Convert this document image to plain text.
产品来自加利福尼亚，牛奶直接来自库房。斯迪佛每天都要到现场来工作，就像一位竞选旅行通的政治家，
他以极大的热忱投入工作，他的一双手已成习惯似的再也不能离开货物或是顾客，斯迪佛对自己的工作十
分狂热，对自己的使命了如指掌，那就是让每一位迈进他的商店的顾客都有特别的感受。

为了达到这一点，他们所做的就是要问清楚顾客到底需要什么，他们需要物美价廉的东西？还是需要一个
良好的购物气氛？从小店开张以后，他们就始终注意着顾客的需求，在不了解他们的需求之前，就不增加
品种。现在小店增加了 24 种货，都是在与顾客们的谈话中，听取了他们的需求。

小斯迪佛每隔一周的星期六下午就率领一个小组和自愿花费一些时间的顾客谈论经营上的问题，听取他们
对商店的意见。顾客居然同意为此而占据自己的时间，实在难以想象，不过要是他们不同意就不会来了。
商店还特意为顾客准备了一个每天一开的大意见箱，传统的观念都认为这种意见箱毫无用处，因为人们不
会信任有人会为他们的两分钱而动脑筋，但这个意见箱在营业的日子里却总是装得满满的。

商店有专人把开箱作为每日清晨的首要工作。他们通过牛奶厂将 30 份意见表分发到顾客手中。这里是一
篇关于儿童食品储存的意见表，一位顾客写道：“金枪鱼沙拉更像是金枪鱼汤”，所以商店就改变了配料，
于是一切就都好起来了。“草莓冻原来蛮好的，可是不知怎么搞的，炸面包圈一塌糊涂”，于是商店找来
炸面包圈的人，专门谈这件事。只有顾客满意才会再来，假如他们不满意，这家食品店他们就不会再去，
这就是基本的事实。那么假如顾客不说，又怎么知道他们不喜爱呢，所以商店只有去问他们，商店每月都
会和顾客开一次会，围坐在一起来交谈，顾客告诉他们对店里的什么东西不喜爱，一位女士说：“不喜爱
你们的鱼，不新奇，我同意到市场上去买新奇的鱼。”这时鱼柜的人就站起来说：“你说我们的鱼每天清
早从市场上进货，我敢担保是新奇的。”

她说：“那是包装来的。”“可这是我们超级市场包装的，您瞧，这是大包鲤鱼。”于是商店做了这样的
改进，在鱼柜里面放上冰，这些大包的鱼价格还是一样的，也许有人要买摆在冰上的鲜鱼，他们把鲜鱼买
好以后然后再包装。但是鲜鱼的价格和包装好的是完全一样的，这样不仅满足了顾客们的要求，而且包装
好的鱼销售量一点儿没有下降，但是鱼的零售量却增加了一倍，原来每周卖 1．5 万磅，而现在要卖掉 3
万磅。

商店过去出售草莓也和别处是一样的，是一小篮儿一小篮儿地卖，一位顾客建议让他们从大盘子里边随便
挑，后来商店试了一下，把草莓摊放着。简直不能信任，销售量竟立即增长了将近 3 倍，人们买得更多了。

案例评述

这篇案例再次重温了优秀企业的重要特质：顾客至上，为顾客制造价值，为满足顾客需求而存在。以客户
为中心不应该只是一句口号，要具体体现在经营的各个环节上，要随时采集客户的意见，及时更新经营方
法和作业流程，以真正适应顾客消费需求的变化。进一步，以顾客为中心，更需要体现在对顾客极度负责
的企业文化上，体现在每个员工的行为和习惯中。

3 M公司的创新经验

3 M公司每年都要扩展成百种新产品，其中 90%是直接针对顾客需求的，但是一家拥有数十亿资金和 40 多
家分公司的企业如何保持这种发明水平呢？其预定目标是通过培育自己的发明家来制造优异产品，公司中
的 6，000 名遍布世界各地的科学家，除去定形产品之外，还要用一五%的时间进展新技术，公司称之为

**Problem:** Word for word, extract all the records.

**Output for this exercise:**
Convert this document image to plain text.
产品来自加利福尼亚，牛奶直接来自库房。斯迪佛每天都要到现场来工作，就像一位竞选旅行通的政治家，
他以极大的热忱投入工作，他的一双手已成习惯似的再也不能离开货物或是顾客，斯迪佛对自己的工作十
分狂热，对自己的使命了如指掌，那就是让每一位迈进他的商店的顾客都有特别的感受。

为了达到这一点，他们所做的就是要问清楚顾客到底需要什么，他们需要物美价廉的东西？还是需要一个
良好的购物气氛？从小店开张以后，他们就始终注意着顾客的需求，在不了解他们的需求之前，就不增加
品种。现在小店增加了 24 种货，都是在与顾客们的谈话中，听取了他们的需求。

小斯迪佛每隔一周的星期六下午就率领一个小组和自愿花费一些时间的顾客谈论经营上的问题，听取他们
对商店的意见。顾客居然同意为此而占据自己的时间，实在难以想象，不过要是他们不同意就不会来了。
商店还特意为顾客准备了一个每天一开的大意见箱，传统的观念都认为这种意见箱毫无用处，因为人们不
会信任有人会为他们的两分钱而动脑筋，但这个意见箱在营业的日子里却总是装得满满的。

商店有专人把开箱作为每日清晨的首要工作。他们通过牛奶厂将 30 份意见表分发到顾客手中。这里是一
篇关于儿童食品储存的意见表，一位顾客写道：“金枪鱼沙拉更像是金枪鱼汤”，所以商店就改变了配料，
于是一切就都好起来了。“草莓冻原来蛮好的，可是不知怎么搞的，炸面包圈一塌糊涂”，于是商店找来
炸面包圈的人，专门谈这件事。只有顾客满意才会再来，假如他们不满意，这家食品店他们就不会再去，
这就是基本的事实。那么假如顾客不说，又怎么知道他们不喜爱呢，所以商店只有去问他们，商店每月都
会和顾客开一次会，围坐在一起来交谈，顾客告诉他们对店里的什么东西不喜爱，一位女士说：“不喜爱
你们的鱼，不新奇，我同意到市场上去买新奇的鱼。”这时鱼柜的人就站起来说：“你说我们的鱼每天清
早从市场上进货，我敢担保是新奇的。”

她说：“那是包装来的。”“可这是我们超级市场包装的，您瞧，这是大包鲤鱼。”于是商店做了这样的
改进，在鱼柜里面放上冰，这些大包的鱼价格还是一样的，也许有人要买摆在冰上的鲜鱼，他们把鲜鱼买
好以后然后再包装。但是鲜鱼的价格和包装好的是完全一样的，这样不仅满足了顾客们的要求，而且包装
好的鱼销售量一点儿没有下降，但是鱼的零售量却增加了一倍，原来每周卖 1．5 万磅，而现在要卖掉 3
万磅。

商店过去出售草莓也和别处是一样的，是一小篮儿一小篮儿地卖，一位顾客建议让他们从大盘子里边随便
挑，后来商店试了一下，把草莓摊放着。简直不能信任，销售量竟立即增长了将近 3 倍，人们买得更多了。

案例评述

这篇案例再次重温了优秀企业的重要特质：顾客至上，为顾客制造价值，为满足顾客需求而存在。以客户
为中心不应该只是一句口号，要具体体现在经营的各个环节上，要随时采集客户的意见，及时更新经营方
法和作业流程，以真正适应顾客消费需求的变化。进一步，以顾客为中心，更需要体现在对顾客极度负责
的企业文化上，体现在每个员工的行为和习惯中。

3 M公司的创新经验

3 M公司每年都要扩展成百种新产品，其中 90%是直接针对顾客需求的，但是一家拥有数十亿资金和 40 多
家分公司的企业如何保持这种发明水平呢？其预定目标是通过培育自己的发明家来制造优异产品，公司中
的 6，000 名遍布世界各地的科学家，除去定形产品之外，还要用一五%的时间进展新技术，公司称之为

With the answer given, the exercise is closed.